## Given request
Please update the data from its first line up to and including the line with "The distal end 166 is at (222, 227).", changing "quick connector" to "rapid coupler" and leaving everything else as it is. Omit the pictures from your answer.

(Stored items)
--- start ---
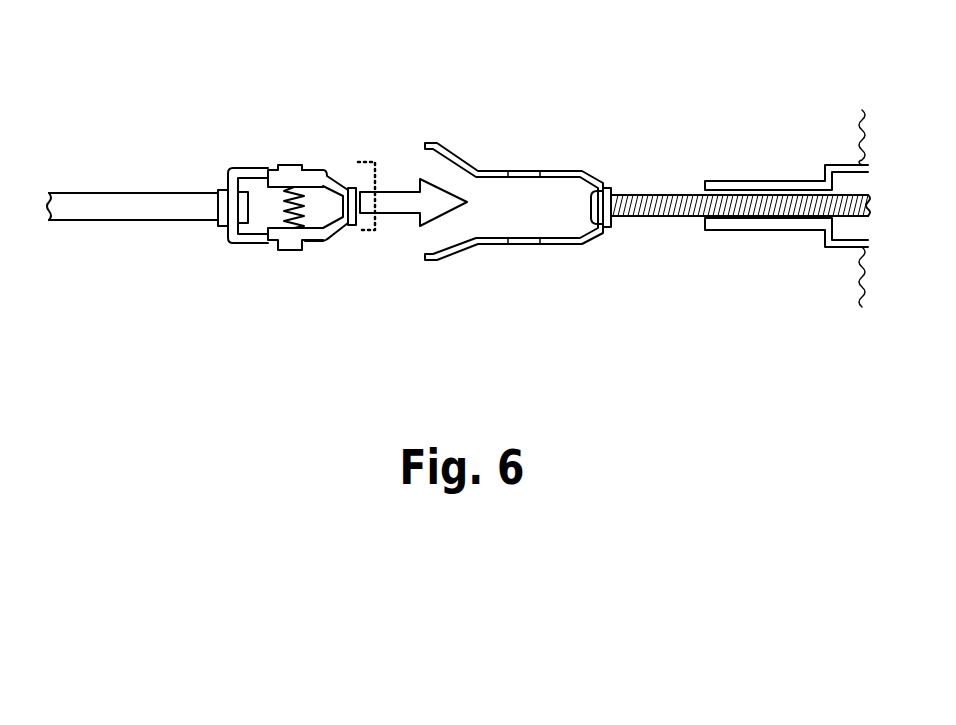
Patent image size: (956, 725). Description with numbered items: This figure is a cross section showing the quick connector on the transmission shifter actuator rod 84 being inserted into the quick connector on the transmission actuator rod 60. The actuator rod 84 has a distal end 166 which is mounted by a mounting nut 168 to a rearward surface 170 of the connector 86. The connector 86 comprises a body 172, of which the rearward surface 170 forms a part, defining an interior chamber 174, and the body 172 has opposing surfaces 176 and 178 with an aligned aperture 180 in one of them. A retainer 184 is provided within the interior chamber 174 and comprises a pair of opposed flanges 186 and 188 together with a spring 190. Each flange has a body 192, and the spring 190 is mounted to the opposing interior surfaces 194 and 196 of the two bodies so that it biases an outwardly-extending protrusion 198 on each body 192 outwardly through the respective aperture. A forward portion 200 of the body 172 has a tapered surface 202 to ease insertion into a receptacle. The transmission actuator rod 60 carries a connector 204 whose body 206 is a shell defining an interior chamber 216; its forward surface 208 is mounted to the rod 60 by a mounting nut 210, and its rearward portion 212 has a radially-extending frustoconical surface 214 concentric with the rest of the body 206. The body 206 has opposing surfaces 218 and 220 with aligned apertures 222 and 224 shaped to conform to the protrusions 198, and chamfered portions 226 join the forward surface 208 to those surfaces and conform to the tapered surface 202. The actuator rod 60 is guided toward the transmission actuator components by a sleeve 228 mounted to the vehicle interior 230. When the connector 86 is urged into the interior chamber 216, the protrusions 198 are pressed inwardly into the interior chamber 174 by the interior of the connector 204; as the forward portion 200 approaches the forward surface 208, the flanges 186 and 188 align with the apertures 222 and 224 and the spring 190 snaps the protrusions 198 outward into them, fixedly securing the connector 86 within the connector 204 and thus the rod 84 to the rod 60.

The transmission actuator rod 60 is at (686, 192).
The actuator rod 84 is at (130, 224).
The connector 86 is at (362, 153).
The distal end 166 is at (222, 227).
The mounting nut 168 is at (218, 189).
The rearward surface 170 is at (227, 177).
The body 172 is at (268, 168).
The interior chamber 174 is at (268, 214).
The opposing surface 176 is at (323, 177).
The opposing surface 178 is at (323, 243).
The aperture 180 is at (275, 170).
The retainer 184 is at (373, 229).
The flange 186 is at (294, 163).
The flange 188 is at (297, 253).
The spring 190 is at (377, 171).
The body 192 is at (250, 168).
The interior surface 194 is at (303, 200).
The interior surface 196 is at (268, 230).
The protrusion 198 is at (307, 170).
The forward portion 200 is at (377, 173).
The tapered surface 202 is at (341, 231).
The connector 204 is at (522, 153).
The body 206 is at (597, 179).
The forward surface 208 is at (598, 233).
The mounting nut 210 is at (590, 203).
The rearward portion 212 is at (480, 170).
The frustoconical surface 214 is at (452, 151).
The interior chamber 216 is at (504, 212).
The opposing surface 218 is at (583, 168).
The opposing surface 220 is at (562, 246).
The aperture 222 is at (518, 171).
The aperture 224 is at (523, 245).
The chamfered portion 226 is at (601, 188).
The sleeve 228 is at (747, 181).
The vehicle interior 230 is at (858, 130).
--- end ---
## Exercise solution
Patent image size: (956, 725). Description with numbered items: This figure is a cross section showing the rapid coupler on the transmission shifter actuator rod 84 being inserted into the rapid coupler on the transmission actuator rod 60. The actuator rod 84 has a distal end 166 which is mounted by a mounting nut 168 to a rearward surface 170 of the connector 86. The connector 86 comprises a body 172, of which the rearward surface 170 forms a part, defining an interior chamber 174, and the body 172 has opposing surfaces 176 and 178 with an aligned aperture 180 in one of them. A retainer 184 is provided within the interior chamber 174 and comprises a pair of opposed flanges 186 and 188 together with a spring 190. Each flange has a body 192, and the spring 190 is mounted to the opposing interior surfaces 194 and 196 of the two bodies so that it biases an outwardly-extending protrusion 198 on each body 192 outwardly through the respective aperture. A forward portion 200 of the body 172 has a tapered surface 202 to ease insertion into a receptacle. The transmission actuator rod 60 carries a connector 204 whose body 206 is a shell defining an interior chamber 216; its forward surface 208 is mounted to the rod 60 by a mounting nut 210, and its rearward portion 212 has a radially-extending frustoconical surface 214 concentric with the rest of the body 206. The body 206 has opposing surfaces 218 and 220 with aligned apertures 222 and 224 shaped to conform to the protrusions 198, and chamfered portions 226 join the forward surface 208 to those surfaces and conform to the tapered surface 202. The actuator rod 60 is guided toward the transmission actuator components by a sleeve 228 mounted to the vehicle interior 230. When the connector 86 is urged into the interior chamber 216, the protrusions 198 are pressed inwardly into the interior chamber 174 by the interior of the connector 204; as the forward portion 200 approaches the forward surface 208, the flanges 186 and 188 align with the apertures 222 and 224 and the spring 190 snaps the protrusions 198 outward into them, fixedly securing the connector 86 within the connector 204 and thus the rod 84 to the rod 60.

The transmission actuator rod 60 is at (686, 192).
The actuator rod 84 is at (130, 224).
The connector 86 is at (362, 153).
The distal end 166 is at (222, 227).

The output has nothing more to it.